→ TASK DETAILS:
Format the data as a JSON list of strings, with each line as its own string and blank lines omitted.

→ SUPPLIED DATA:
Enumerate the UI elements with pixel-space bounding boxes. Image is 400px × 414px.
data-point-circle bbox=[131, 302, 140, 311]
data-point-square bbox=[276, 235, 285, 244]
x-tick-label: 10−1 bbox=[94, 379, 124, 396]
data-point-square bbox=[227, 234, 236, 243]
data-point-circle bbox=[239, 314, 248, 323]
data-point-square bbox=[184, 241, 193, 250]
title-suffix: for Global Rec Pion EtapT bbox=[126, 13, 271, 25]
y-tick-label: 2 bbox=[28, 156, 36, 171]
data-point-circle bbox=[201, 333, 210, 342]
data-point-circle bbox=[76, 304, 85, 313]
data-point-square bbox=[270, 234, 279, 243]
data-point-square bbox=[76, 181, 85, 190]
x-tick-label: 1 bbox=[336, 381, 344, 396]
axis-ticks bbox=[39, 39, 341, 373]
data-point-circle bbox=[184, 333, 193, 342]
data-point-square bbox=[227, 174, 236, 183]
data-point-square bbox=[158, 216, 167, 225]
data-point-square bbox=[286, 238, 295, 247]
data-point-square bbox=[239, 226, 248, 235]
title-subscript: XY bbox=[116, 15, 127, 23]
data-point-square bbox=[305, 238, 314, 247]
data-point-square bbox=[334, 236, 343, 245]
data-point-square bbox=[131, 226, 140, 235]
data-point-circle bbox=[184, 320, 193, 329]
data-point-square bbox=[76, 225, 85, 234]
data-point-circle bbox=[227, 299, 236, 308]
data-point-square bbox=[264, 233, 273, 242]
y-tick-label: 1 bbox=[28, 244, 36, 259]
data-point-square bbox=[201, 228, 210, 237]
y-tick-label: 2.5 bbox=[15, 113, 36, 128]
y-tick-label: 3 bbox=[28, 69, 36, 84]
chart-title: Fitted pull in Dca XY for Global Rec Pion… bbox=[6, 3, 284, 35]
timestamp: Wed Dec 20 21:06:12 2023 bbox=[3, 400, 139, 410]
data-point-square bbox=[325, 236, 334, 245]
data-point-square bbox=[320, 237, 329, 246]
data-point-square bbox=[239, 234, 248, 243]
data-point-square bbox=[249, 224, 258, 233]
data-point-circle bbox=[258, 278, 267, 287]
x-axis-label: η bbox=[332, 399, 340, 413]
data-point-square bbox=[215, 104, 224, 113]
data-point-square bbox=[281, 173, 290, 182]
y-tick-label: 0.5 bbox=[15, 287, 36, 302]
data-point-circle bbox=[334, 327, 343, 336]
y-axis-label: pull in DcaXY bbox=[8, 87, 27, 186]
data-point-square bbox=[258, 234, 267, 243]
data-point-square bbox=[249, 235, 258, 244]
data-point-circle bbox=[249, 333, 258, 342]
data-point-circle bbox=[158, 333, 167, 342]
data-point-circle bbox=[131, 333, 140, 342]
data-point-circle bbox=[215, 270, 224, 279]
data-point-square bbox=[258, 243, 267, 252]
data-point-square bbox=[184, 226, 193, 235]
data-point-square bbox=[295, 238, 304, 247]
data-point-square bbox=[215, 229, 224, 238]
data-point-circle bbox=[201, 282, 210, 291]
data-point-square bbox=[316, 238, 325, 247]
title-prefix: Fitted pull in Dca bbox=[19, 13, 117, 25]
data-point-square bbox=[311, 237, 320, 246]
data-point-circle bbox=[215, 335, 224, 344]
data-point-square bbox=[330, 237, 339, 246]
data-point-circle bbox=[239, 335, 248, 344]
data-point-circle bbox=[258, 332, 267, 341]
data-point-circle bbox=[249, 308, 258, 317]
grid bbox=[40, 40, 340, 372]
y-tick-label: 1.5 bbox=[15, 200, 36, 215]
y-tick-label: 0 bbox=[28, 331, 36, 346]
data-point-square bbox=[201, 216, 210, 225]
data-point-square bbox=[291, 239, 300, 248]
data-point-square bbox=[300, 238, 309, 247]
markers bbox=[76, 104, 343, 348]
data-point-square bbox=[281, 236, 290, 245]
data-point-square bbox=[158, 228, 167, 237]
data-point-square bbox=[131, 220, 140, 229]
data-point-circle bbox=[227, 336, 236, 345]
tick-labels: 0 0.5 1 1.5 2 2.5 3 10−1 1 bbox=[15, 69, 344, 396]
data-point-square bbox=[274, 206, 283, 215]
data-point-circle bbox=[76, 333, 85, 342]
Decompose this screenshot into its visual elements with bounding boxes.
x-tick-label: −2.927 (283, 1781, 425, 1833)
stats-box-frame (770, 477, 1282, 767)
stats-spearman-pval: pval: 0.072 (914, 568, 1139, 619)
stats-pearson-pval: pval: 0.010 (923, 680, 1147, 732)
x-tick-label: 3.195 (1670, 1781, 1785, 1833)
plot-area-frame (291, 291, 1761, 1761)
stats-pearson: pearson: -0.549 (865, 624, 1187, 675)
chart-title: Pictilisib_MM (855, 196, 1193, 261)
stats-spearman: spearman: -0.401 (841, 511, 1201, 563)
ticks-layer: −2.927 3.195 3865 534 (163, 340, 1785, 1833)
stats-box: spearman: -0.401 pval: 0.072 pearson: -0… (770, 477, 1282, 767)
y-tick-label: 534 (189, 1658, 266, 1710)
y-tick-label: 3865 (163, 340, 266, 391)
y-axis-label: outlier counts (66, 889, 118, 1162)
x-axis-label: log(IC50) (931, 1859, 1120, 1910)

→ SOLUTION FOR THIS PROBLEM:
[
  "Enumerate the UI elements with pixel-space bounding boxes. Image is 400px × 414px.",
  "data-point-circle bbox=[131, 302, 140, 311]",
  "data-point-square bbox=[276, 235, 285, 244]",
  "x-tick-label: 10−1 bbox=[94, 379, 124, 396]",
  "data-point-square bbox=[227, 234, 236, 243]",
  "data-point-circle bbox=[239, 314, 248, 323]",
  "data-point-square bbox=[184, 241, 193, 250]",
  "title-suffix: for Global Rec Pion EtapT bbox=[126, 13, 271, 25]",
  "y-tick-label: 2 bbox=[28, 156, 36, 171]",
  "data-point-circle bbox=[201, 333, 210, 342]",
  "data-point-circle bbox=[76, 304, 85, 313]",
  "data-point-square bbox=[270, 234, 279, 243]",
  "data-point-square bbox=[76, 181, 85, 190]",
  "x-tick-label: 1 bbox=[336, 381, 344, 396]",
  "axis-ticks bbox=[39, 39, 341, 373]",
  "data-point-circle bbox=[184, 333, 193, 342]",
  "data-point-square bbox=[227, 174, 236, 183]",
  "data-point-square bbox=[158, 216, 167, 225]",
  "data-point-square bbox=[286, 238, 295, 247]",
  "data-point-square bbox=[239, 226, 248, 235]",
  "title-subscript: XY bbox=[116, 15, 127, 23]",
  "data-point-square bbox=[305, 238, 314, 247]",
  "data-point-square bbox=[334, 236, 343, 245]",
  "data-point-square bbox=[131, 226, 140, 235]",
  "data-point-circle bbox=[184, 320, 193, 329]",
  "data-point-square bbox=[76, 225, 85, 234]",
  "data-point-circle bbox=[227, 299, 236, 308]",
  "data-point-square bbox=[264, 233, 273, 242]",
  "y-tick-label: 1 bbox=[28, 244, 36, 259]",
  "data-point-square bbox=[201, 228, 210, 237]",
  "y-tick-label: 2.5 bbox=[15, 113, 36, 128]",
  "y-tick-label: 3 bbox=[28, 69, 36, 84]",
  "chart-title: Fitted pull in Dca XY for Global Rec Pion… bbox=[6, 3, 284, 35]",
  "timestamp: Wed Dec 20 21:06:12 2023 bbox=[3, 400, 139, 410]",
  "data-point-square bbox=[325, 236, 334, 245]",
  "data-point-square bbox=[320, 237, 329, 246]",
  "data-point-square bbox=[239, 234, 248, 243]",
  "data-point-square bbox=[249, 224, 258, 233]",
  "data-point-circle bbox=[258, 278, 267, 287]",
  "x-axis-label: η bbox=[332, 399, 340, 413]",
  "data-point-square bbox=[215, 104, 224, 113]",
  "data-point-square bbox=[281, 173, 290, 182]",
  "y-tick-label: 0.5 bbox=[15, 287, 36, 302]",
  "data-point-circle bbox=[334, 327, 343, 336]",
  "y-axis-label: pull in DcaXY bbox=[8, 87, 27, 186]",
  "data-point-square bbox=[258, 234, 267, 243]",
  "data-point-square bbox=[249, 235, 258, 244]",
  "data-point-circle bbox=[249, 333, 258, 342]",
  "data-point-circle bbox=[158, 333, 167, 342]",
  "data-point-circle bbox=[131, 333, 140, 342]",
  "data-point-circle bbox=[215, 270, 224, 279]",
  "data-point-square bbox=[258, 243, 267, 252]",
  "data-point-square bbox=[184, 226, 193, 235]",
  "data-point-square bbox=[295, 238, 304, 247]",
  "data-point-square bbox=[215, 229, 224, 238]",
  "data-point-circle bbox=[201, 282, 210, 291]",
  "data-point-square bbox=[316, 238, 325, 247]",
  "title-prefix: Fitted pull in Dca bbox=[19, 13, 117, 25]",
  "data-point-square bbox=[311, 237, 320, 246]",
  "data-point-circle bbox=[215, 335, 224, 344]",
  "data-point-square bbox=[330, 237, 339, 246]",
  "data-point-circle bbox=[239, 335, 248, 344]",
  "data-point-circle bbox=[258, 332, 267, 341]",
  "data-point-circle bbox=[249, 308, 258, 317]",
  "grid bbox=[40, 40, 340, 372]",
  "y-tick-label: 1.5 bbox=[15, 200, 36, 215]",
  "y-tick-label: 0 bbox=[28, 331, 36, 346]",
  "data-point-square bbox=[201, 216, 210, 225]",
  "data-point-square bbox=[291, 239, 300, 248]",
  "data-point-square bbox=[300, 238, 309, 247]",
  "markers bbox=[76, 104, 343, 348]",
  "data-point-square bbox=[281, 236, 290, 245]",
  "data-point-square bbox=[158, 228, 167, 237]",
  "data-point-square bbox=[131, 220, 140, 229]",
  "data-point-circle bbox=[227, 336, 236, 345]",
  "tick-labels: 0 0.5 1 1.5 2 2.5 3 10−1 1 bbox=[15, 69, 344, 396]",
  "data-point-square bbox=[274, 206, 283, 215]",
  "data-point-circle bbox=[76, 333, 85, 342]",
  "Decompose this screenshot into its visual elements with bounding boxes.",
  "x-tick-label: −2.927 (283, 1781, 425, 1833)",
  "stats-box-frame (770, 477, 1282, 767)",
  "stats-spearman-pval: pval: 0.072 (914, 568, 1139, 619)",
  "stats-pearson-pval: pval: 0.010 (923, 680, 1147, 732)",
  "x-tick-label: 3.195 (1670, 1781, 1785, 1833)",
  "plot-area-frame (291, 291, 1761, 1761)",
  "stats-pearson: pearson: -0.549 (865, 624, 1187, 675)",
  "chart-title: Pictilisib_MM (855, 196, 1193, 261)",
  "stats-spearman: spearman: -0.401 (841, 511, 1201, 563)",
  "ticks-layer: −2.927 3.195 3865 534 (163, 340, 1785, 1833)",
  "stats-box: spearman: -0.401 pval: 0.072 pearson: -0… (770, 477, 1282, 767)",
  "y-tick-label: 534 (189, 1658, 266, 1710)",
  "y-tick-label: 3865 (163, 340, 266, 391)",
  "y-axis-label: outlier counts (66, 889, 118, 1162)",
  "x-axis-label: log(IC50) (931, 1859, 1120, 1910)"
]